REQUIRED TASK
Leave out any pictures and transcribe all other data below exactly.
─── EXTRACTED ENTRIES
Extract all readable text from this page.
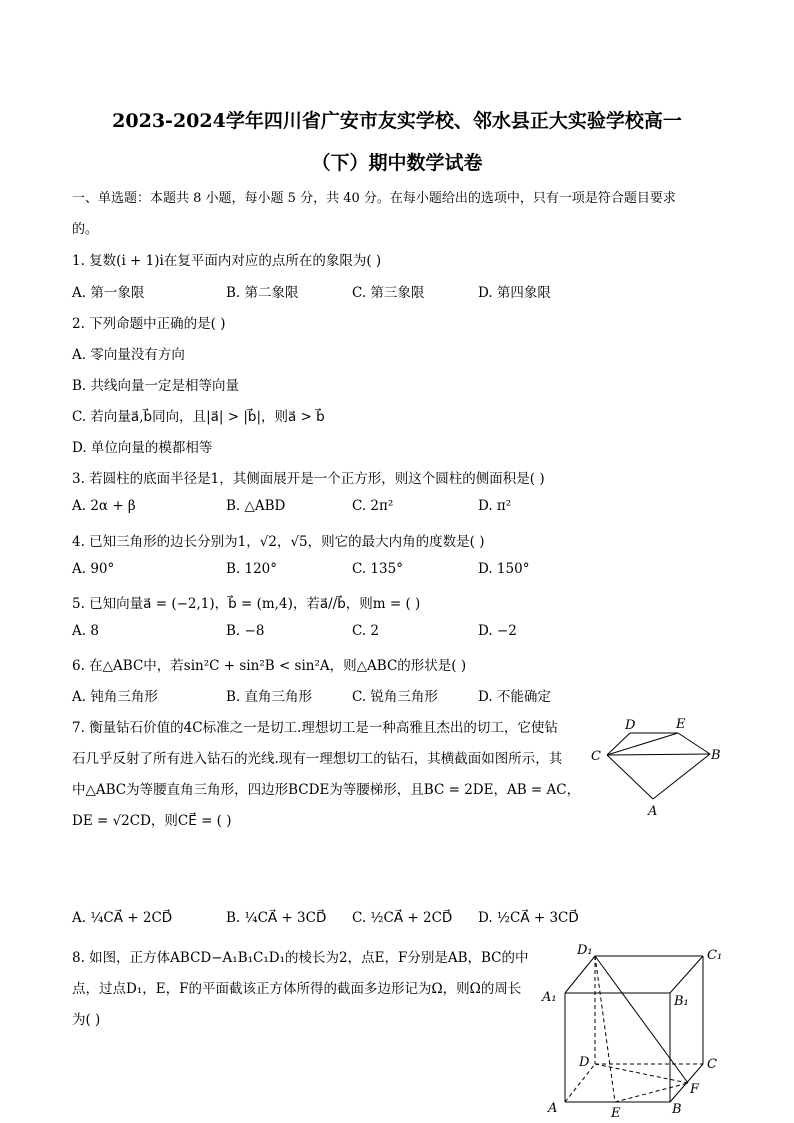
2023-2024学年四川省广安市友实学校、邻水县正大实验学校高一
（下）期中数学试卷
一、单选题：本题共 8 小题，每小题 5 分，共 40 分。在每小题给出的选项中，只有一项是符合题目要求
的。
1. 复数(i + 1)i在复平面内对应的点所在的象限为( )
A. 第一象限	B. 第二象限	C. 第三象限	D. 第四象限
2. 下列命题中正确的是( )
A. 零向量没有方向
B. 共线向量一定是相等向量
C. 若向量a⃗,b⃗同向，且|a⃗| > |b⃗|，则a⃗ > b⃗
D. 单位向量的模都相等
3. 若圆柱的底面半径是1，其侧面展开是一个正方形，则这个圆柱的侧面积是( )
A. 2α + β	B. △ABD	C. 2π²	D. π²
4. 已知三角形的边长分别为1，√2，√5，则它的最大内角的度数是( )
A. 90°	B. 120°	C. 135°	D. 150°
5. 已知向量a⃗ = (−2,1)，b⃗ = (m,4)，若a⃗//b⃗，则m = ( )
A. 8	B. −8	C. 2	D. −2
6. 在△ABC中，若sin²C + sin²B < sin²A，则△ABC的形状是( )
A. 钝角三角形	B. 直角三角形	C. 锐角三角形	D. 不能确定
7. 衡量钻石价值的4C标准之一是切工.理想切工是一种高雅且杰出的切工，它使钻
石几乎反射了所有进入钻石的光线.现有一理想切工的钻石，其横截面如图所示，其
中△ABC为等腰直角三角形，四边形BCDE为等腰梯形，且BC = 2DE，AB = AC，
DE = √2CD，则CE⃗ = ( )
D	E
C	B
A
A. ¼CA⃗ + 2CD⃗	B. ¼CA⃗ + 3CD⃗ C. ½CA⃗ + 2CD⃗ D. ½CA⃗ + 3CD⃗
8. 如图，正方体ABCD−A₁B₁C₁D₁的棱长为2，点E，F分别是AB，BC的中
点，过点D₁，E，F的平面截该正方体所得的截面多边形记为Ω，则Ω的周长
为( )
D₁	C₁
A₁	B₁
D	C
F
A	E	B
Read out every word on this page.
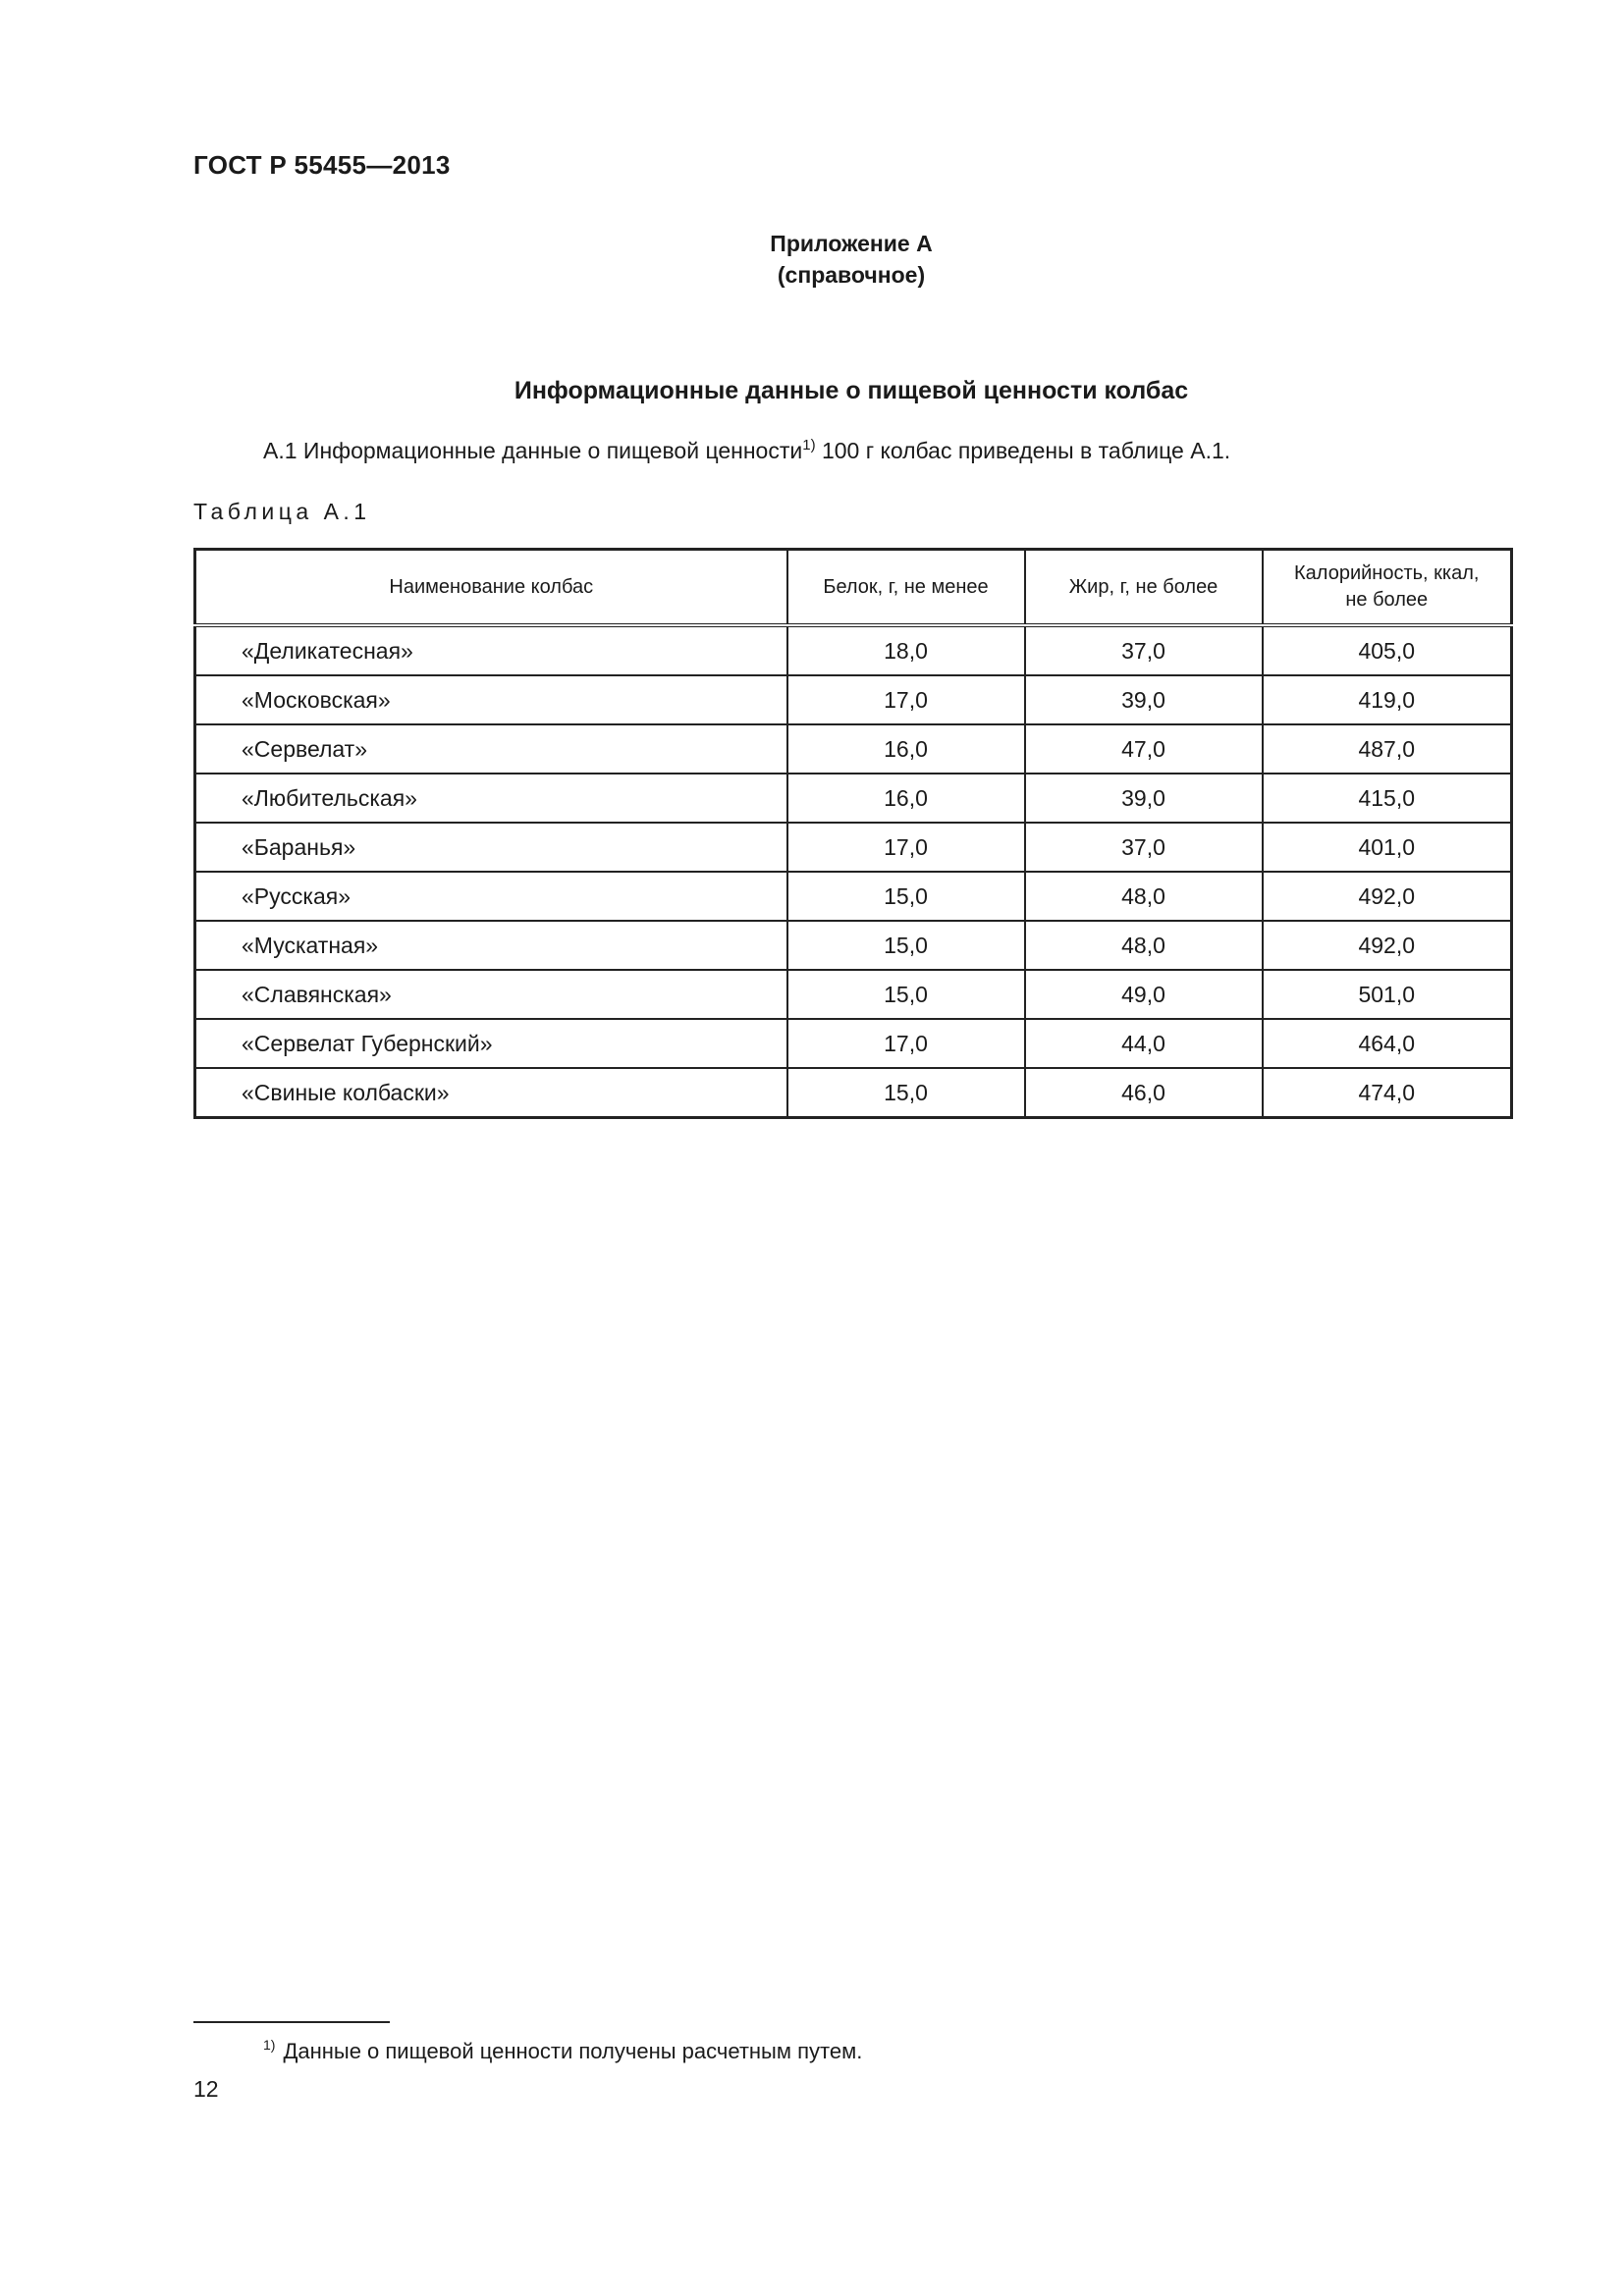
ГОСТ Р 55455—2013
Приложение А
(справочное)
Информационные данные о пищевой ценности колбас
А.1 Информационные данные о пищевой ценности$^{1)}$ 100 г колбас приведены в таблице А.1.
Таблица А.1
Наименование колбас	Белок, г, не менее	Жир, г, не более	Калорийность, ккал,
не более
«Деликатесная»	18,0	37,0	405,0
«Московская»	17,0	39,0	419,0
«Сервелат»	16,0	47,0	487,0
«Любительская»	16,0	39,0	415,0
«Баранья»	17,0	37,0	401,0
«Русская»	15,0	48,0	492,0
«Мускатная»	15,0	48,0	492,0
«Славянская»	15,0	49,0	501,0
«Сервелат Губернский»	17,0	44,0	464,0
«Свиные колбаски»	15,0	46,0	474,0
$^{1)}$ Данные о пищевой ценности получены расчетным путем.
12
──────
CORRECT OUTPUT
Extract all readable text from this page.
2023-2024学年四川省广安市友实学校、邻水县正大实验学校高一
（下）期中数学试卷
一、单选题：本题共 8 小题，每小题 5 分，共 40 分。在每小题给出的选项中，只有一项是符合题目要求
的。
1. 复数(i + 1)i在复平面内对应的点所在的象限为( )
A. 第一象限	B. 第二象限	C. 第三象限	D. 第四象限
2. 下列命题中正确的是( )
A. 零向量没有方向
B. 共线向量一定是相等向量
C. 若向量a⃗,b⃗同向，且|a⃗| > |b⃗|，则a⃗ > b⃗
D. 单位向量的模都相等
3. 若圆柱的底面半径是1，其侧面展开是一个正方形，则这个圆柱的侧面积是( )
A. 2α + β	B. △ABD	C. 2π²	D. π²
4. 已知三角形的边长分别为1，√2，√5，则它的最大内角的度数是( )
A. 90°	B. 120°	C. 135°	D. 150°
5. 已知向量a⃗ = (−2,1)，b⃗ = (m,4)，若a⃗//b⃗，则m = ( )
A. 8	B. −8	C. 2	D. −2
6. 在△ABC中，若sin²C + sin²B < sin²A，则△ABC的形状是( )
A. 钝角三角形	B. 直角三角形	C. 锐角三角形	D. 不能确定
7. 衡量钻石价值的4C标准之一是切工.理想切工是一种高雅且杰出的切工，它使钻
石几乎反射了所有进入钻石的光线.现有一理想切工的钻石，其横截面如图所示，其
中△ABC为等腰直角三角形，四边形BCDE为等腰梯形，且BC = 2DE，AB = AC，
DE = √2CD，则CE⃗ = ( )
D	E
C	B
A
A. ¼CA⃗ + 2CD⃗	B. ¼CA⃗ + 3CD⃗ C. ½CA⃗ + 2CD⃗ D. ½CA⃗ + 3CD⃗
8. 如图，正方体ABCD−A₁B₁C₁D₁的棱长为2，点E，F分别是AB，BC的中
点，过点D₁，E，F的平面截该正方体所得的截面多边形记为Ω，则Ω的周长
为( )
D₁	C₁
A₁	B₁
D	C
F
A	E	B
Read out every word on this page.
ГОСТ Р 55455—2013
Приложение А
(справочное)
Информационные данные о пищевой ценности колбас
А.1 Информационные данные о пищевой ценности$^{1)}$ 100 г колбас приведены в таблице А.1.
Таблица А.1
Наименование колбас	Белок, г, не менее	Жир, г, не более	Калорийность, ккал,
не более
«Деликатесная»	18,0	37,0	405,0
«Московская»	17,0	39,0	419,0
«Сервелат»	16,0	47,0	487,0
«Любительская»	16,0	39,0	415,0
«Баранья»	17,0	37,0	401,0
«Русская»	15,0	48,0	492,0
«Мускатная»	15,0	48,0	492,0
«Славянская»	15,0	49,0	501,0
«Сервелат Губернский»	17,0	44,0	464,0
«Свиные колбаски»	15,0	46,0	474,0
$^{1)}$ Данные о пищевой ценности получены расчетным путем.
12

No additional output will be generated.